- Your objective
For each line below that includes the word "status", make a copy.

- Records for the exercise

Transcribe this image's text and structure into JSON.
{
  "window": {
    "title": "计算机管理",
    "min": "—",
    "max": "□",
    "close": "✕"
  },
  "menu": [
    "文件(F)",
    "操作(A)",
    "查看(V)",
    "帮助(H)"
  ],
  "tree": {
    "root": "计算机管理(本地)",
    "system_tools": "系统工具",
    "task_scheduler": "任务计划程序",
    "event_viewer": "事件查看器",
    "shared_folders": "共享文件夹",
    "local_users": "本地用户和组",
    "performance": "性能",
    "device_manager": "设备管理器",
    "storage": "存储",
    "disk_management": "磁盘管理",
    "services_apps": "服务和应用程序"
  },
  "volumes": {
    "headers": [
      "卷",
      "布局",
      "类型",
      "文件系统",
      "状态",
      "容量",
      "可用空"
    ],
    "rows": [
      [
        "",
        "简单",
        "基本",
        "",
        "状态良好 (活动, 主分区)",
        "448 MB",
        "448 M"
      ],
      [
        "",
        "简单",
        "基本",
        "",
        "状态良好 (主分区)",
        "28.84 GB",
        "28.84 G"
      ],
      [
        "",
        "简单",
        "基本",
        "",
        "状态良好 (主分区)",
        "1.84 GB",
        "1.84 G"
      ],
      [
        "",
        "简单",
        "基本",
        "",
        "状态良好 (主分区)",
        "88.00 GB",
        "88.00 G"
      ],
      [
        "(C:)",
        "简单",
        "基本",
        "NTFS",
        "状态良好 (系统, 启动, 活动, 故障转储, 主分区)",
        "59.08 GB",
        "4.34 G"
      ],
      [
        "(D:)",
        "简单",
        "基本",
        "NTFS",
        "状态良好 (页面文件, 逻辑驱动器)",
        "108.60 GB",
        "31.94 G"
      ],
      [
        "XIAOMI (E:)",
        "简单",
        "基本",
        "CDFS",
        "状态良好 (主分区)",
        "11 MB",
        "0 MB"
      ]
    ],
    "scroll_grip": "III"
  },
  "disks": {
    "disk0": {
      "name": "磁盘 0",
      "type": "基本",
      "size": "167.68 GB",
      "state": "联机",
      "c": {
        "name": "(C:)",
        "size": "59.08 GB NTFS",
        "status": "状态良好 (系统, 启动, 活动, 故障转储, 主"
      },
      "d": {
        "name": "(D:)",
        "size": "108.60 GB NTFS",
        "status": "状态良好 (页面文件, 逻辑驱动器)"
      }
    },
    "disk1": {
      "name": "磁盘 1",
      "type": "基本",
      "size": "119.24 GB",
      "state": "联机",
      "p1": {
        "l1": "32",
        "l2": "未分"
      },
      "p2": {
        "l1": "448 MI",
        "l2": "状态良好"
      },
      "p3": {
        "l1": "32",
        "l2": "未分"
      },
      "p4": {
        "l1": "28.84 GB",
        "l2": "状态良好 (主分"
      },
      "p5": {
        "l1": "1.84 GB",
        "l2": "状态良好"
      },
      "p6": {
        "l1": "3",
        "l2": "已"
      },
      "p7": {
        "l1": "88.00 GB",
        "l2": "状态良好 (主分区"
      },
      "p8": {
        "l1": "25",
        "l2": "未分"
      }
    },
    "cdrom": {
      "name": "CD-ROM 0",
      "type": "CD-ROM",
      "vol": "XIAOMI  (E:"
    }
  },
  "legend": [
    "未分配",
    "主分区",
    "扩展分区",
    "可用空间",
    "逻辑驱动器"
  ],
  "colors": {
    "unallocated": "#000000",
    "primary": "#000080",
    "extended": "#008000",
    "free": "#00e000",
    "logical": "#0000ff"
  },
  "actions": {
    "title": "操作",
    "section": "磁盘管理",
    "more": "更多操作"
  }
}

- Answer to the problem
        "status": "状态良好 (系统, 启动, 活动, 故障转储, 主"
        "status": "状态良好 (页面文件, 逻辑驱动器)"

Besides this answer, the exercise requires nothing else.